• [Challenge]:
Skip any picture you find and retype all the remaining lines exactly.
++++ Listed records
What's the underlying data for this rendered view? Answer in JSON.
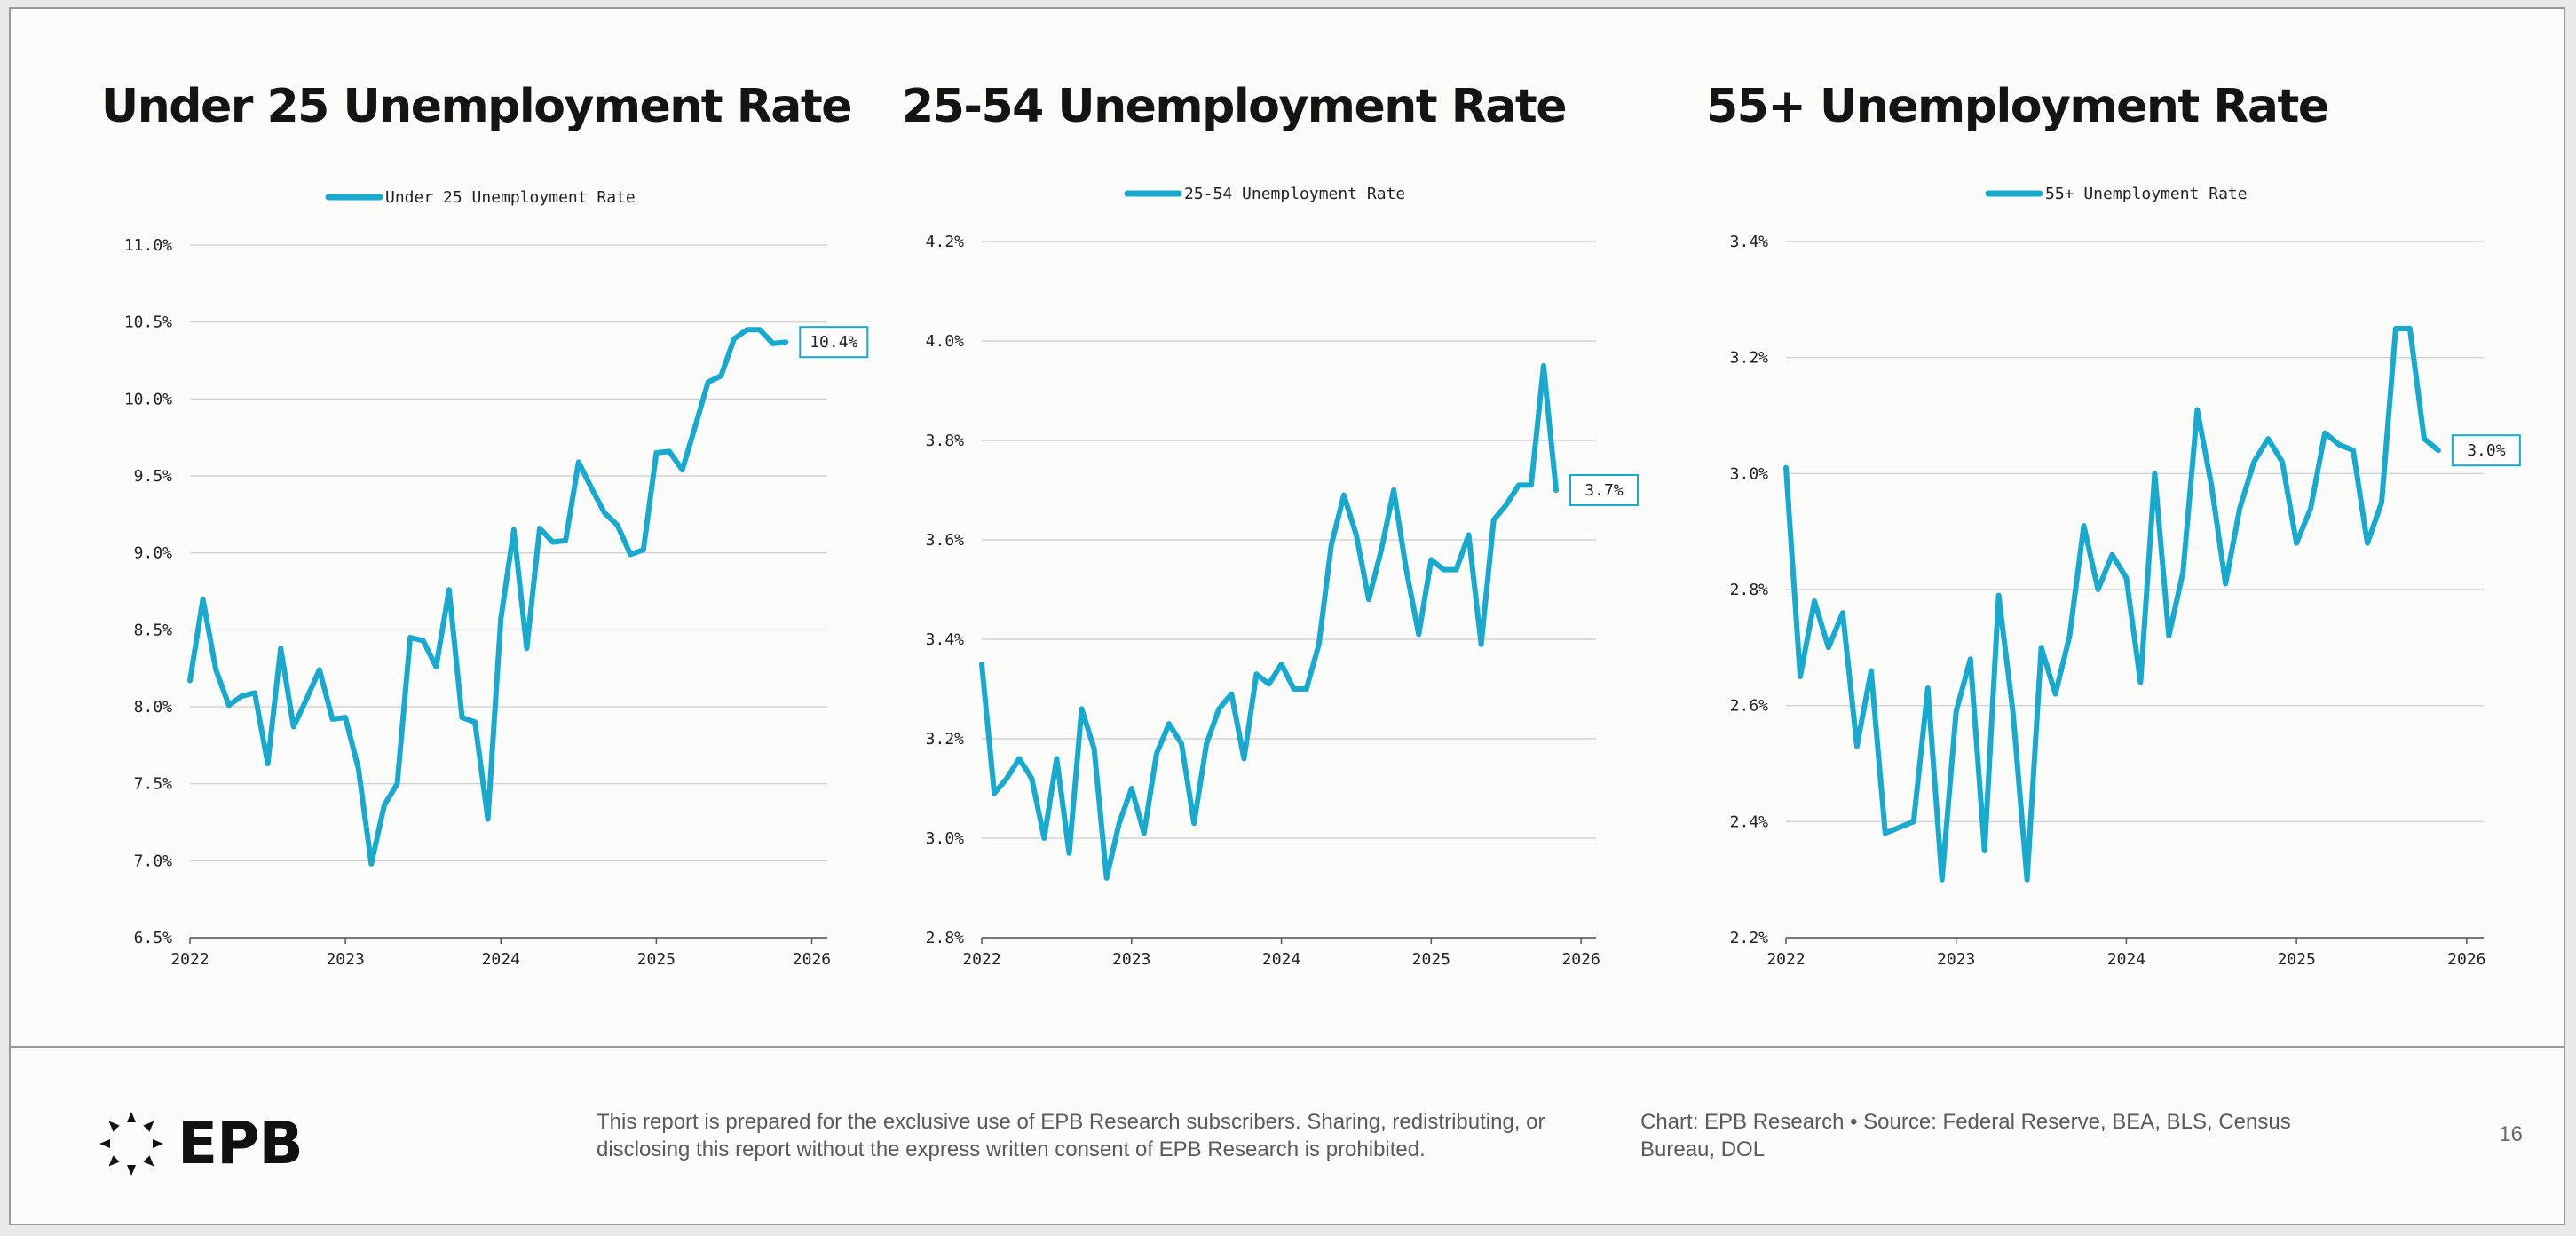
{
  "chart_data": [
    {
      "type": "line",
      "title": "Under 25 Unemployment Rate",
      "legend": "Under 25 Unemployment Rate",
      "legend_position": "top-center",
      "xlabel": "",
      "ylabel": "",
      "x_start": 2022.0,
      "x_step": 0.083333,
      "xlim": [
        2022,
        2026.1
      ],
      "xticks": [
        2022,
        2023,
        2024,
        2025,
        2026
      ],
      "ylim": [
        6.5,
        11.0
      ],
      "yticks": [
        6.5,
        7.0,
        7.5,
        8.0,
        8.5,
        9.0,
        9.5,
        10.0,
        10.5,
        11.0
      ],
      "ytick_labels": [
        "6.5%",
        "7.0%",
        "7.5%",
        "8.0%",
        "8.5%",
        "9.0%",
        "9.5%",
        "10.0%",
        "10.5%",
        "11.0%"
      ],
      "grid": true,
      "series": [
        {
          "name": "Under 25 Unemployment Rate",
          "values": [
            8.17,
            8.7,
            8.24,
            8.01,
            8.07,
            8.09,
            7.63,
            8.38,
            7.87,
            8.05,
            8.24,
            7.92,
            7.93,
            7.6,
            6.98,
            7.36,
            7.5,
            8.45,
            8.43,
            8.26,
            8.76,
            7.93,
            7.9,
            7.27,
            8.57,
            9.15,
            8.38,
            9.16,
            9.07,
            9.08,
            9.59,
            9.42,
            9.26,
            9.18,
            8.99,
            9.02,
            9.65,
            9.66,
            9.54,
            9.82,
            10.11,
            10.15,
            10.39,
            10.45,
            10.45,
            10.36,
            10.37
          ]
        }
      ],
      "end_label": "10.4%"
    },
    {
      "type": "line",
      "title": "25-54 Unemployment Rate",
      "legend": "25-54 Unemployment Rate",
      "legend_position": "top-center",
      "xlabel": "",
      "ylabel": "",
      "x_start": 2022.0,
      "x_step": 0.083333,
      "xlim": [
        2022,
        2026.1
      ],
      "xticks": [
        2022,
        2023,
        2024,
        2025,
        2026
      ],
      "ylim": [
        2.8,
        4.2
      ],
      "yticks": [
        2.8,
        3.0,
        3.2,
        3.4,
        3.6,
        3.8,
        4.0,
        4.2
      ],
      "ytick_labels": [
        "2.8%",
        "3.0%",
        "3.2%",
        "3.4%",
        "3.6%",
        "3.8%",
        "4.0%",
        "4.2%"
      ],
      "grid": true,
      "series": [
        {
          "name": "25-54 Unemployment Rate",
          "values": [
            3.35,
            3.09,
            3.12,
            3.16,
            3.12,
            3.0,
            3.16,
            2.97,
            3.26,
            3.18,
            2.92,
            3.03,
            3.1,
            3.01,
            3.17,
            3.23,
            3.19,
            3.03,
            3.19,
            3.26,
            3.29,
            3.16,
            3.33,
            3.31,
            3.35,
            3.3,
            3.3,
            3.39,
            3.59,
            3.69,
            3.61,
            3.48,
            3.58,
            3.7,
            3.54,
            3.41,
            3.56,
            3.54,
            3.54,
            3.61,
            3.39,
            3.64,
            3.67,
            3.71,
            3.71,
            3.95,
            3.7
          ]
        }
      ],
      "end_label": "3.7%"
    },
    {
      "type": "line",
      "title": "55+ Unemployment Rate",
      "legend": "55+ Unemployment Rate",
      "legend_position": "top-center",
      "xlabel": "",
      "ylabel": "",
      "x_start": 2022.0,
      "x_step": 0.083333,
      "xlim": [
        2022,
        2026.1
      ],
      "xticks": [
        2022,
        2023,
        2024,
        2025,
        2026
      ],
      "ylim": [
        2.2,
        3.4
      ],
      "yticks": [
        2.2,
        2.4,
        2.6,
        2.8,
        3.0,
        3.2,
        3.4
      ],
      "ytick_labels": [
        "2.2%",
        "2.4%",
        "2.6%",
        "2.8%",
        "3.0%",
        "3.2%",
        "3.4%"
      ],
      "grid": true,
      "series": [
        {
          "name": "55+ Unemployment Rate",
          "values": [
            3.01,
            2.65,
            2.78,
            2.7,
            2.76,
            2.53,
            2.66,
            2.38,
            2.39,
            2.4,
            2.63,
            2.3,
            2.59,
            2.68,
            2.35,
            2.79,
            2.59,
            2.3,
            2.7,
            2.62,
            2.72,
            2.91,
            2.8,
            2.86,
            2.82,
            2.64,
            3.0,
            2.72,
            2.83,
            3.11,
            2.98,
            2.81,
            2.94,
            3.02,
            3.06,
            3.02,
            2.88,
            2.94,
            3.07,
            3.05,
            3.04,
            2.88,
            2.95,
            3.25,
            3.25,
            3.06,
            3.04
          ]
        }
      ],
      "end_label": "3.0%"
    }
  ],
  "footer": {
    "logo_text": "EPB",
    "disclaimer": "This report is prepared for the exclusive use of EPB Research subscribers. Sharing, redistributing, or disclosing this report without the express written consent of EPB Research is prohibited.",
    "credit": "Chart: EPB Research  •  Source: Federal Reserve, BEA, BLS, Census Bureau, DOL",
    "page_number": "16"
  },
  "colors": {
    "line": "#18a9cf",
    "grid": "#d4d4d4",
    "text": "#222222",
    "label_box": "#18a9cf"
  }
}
++++++++
• [Answer]:
What's the underlying data for this rendered view? Answer in JSON.
{
  "chart_data": [
    {
      "type": "line",
      "title": "Under 25 Unemployment Rate",
      "legend": "Under 25 Unemployment Rate",
      "legend_position": "top-center",
      "xlabel": "",
      "ylabel": "",
      "x_start": 2022.0,
      "x_step": 0.083333,
      "xlim": [
        2022,
        2026.1
      ],
      "xticks": [
        2022,
        2023,
        2024,
        2025,
        2026
      ],
      "ylim": [
        6.5,
        11.0
      ],
      "yticks": [
        6.5,
        7.0,
        7.5,
        8.0,
        8.5,
        9.0,
        9.5,
        10.0,
        10.5,
        11.0
      ],
      "ytick_labels": [
        "6.5%",
        "7.0%",
        "7.5%",
        "8.0%",
        "8.5%",
        "9.0%",
        "9.5%",
        "10.0%",
        "10.5%",
        "11.0%"
      ],
      "grid": true,
      "series": [
        {
          "name": "Under 25 Unemployment Rate",
          "values": [
            8.17,
            8.7,
            8.24,
            8.01,
            8.07,
            8.09,
            7.63,
            8.38,
            7.87,
            8.05,
            8.24,
            7.92,
            7.93,
            7.6,
            6.98,
            7.36,
            7.5,
            8.45,
            8.43,
            8.26,
            8.76,
            7.93,
            7.9,
            7.27,
            8.57,
            9.15,
            8.38,
            9.16,
            9.07,
            9.08,
            9.59,
            9.42,
            9.26,
            9.18,
            8.99,
            9.02,
            9.65,
            9.66,
            9.54,
            9.82,
            10.11,
            10.15,
            10.39,
            10.45,
            10.45,
            10.36,
            10.37
          ]
        }
      ],
      "end_label": "10.4%"
    },
    {
      "type": "line",
      "title": "25-54 Unemployment Rate",
      "legend": "25-54 Unemployment Rate",
      "legend_position": "top-center",
      "xlabel": "",
      "ylabel": "",
      "x_start": 2022.0,
      "x_step": 0.083333,
      "xlim": [
        2022,
        2026.1
      ],
      "xticks": [
        2022,
        2023,
        2024,
        2025,
        2026
      ],
      "ylim": [
        2.8,
        4.2
      ],
      "yticks": [
        2.8,
        3.0,
        3.2,
        3.4,
        3.6,
        3.8,
        4.0,
        4.2
      ],
      "ytick_labels": [
        "2.8%",
        "3.0%",
        "3.2%",
        "3.4%",
        "3.6%",
        "3.8%",
        "4.0%",
        "4.2%"
      ],
      "grid": true,
      "series": [
        {
          "name": "25-54 Unemployment Rate",
          "values": [
            3.35,
            3.09,
            3.12,
            3.16,
            3.12,
            3.0,
            3.16,
            2.97,
            3.26,
            3.18,
            2.92,
            3.03,
            3.1,
            3.01,
            3.17,
            3.23,
            3.19,
            3.03,
            3.19,
            3.26,
            3.29,
            3.16,
            3.33,
            3.31,
            3.35,
            3.3,
            3.3,
            3.39,
            3.59,
            3.69,
            3.61,
            3.48,
            3.58,
            3.7,
            3.54,
            3.41,
            3.56,
            3.54,
            3.54,
            3.61,
            3.39,
            3.64,
            3.67,
            3.71,
            3.71,
            3.95,
            3.7
          ]
        }
      ],
      "end_label": "3.7%"
    },
    {
      "type": "line",
      "title": "55+ Unemployment Rate",
      "legend": "55+ Unemployment Rate",
      "legend_position": "top-center",
      "xlabel": "",
      "ylabel": "",
      "x_start": 2022.0,
      "x_step": 0.083333,
      "xlim": [
        2022,
        2026.1
      ],
      "xticks": [
        2022,
        2023,
        2024,
        2025,
        2026
      ],
      "ylim": [
        2.2,
        3.4
      ],
      "yticks": [
        2.2,
        2.4,
        2.6,
        2.8,
        3.0,
        3.2,
        3.4
      ],
      "ytick_labels": [
        "2.2%",
        "2.4%",
        "2.6%",
        "2.8%",
        "3.0%",
        "3.2%",
        "3.4%"
      ],
      "grid": true,
      "series": [
        {
          "name": "55+ Unemployment Rate",
          "values": [
            3.01,
            2.65,
            2.78,
            2.7,
            2.76,
            2.53,
            2.66,
            2.38,
            2.39,
            2.4,
            2.63,
            2.3,
            2.59,
            2.68,
            2.35,
            2.79,
            2.59,
            2.3,
            2.7,
            2.62,
            2.72,
            2.91,
            2.8,
            2.86,
            2.82,
            2.64,
            3.0,
            2.72,
            2.83,
            3.11,
            2.98,
            2.81,
            2.94,
            3.02,
            3.06,
            3.02,
            2.88,
            2.94,
            3.07,
            3.05,
            3.04,
            2.88,
            2.95,
            3.25,
            3.25,
            3.06,
            3.04
          ]
        }
      ],
      "end_label": "3.0%"
    }
  ],
  "footer": {
    "logo_text": "EPB",
    "disclaimer": "This report is prepared for the exclusive use of EPB Research subscribers. Sharing, redistributing, or disclosing this report without the express written consent of EPB Research is prohibited.",
    "credit": "Chart: EPB Research  •  Source: Federal Reserve, BEA, BLS, Census Bureau, DOL",
    "page_number": "16"
  },
  "colors": {
    "line": "#18a9cf",
    "grid": "#d4d4d4",
    "text": "#222222",
    "label_box": "#18a9cf"
  }
}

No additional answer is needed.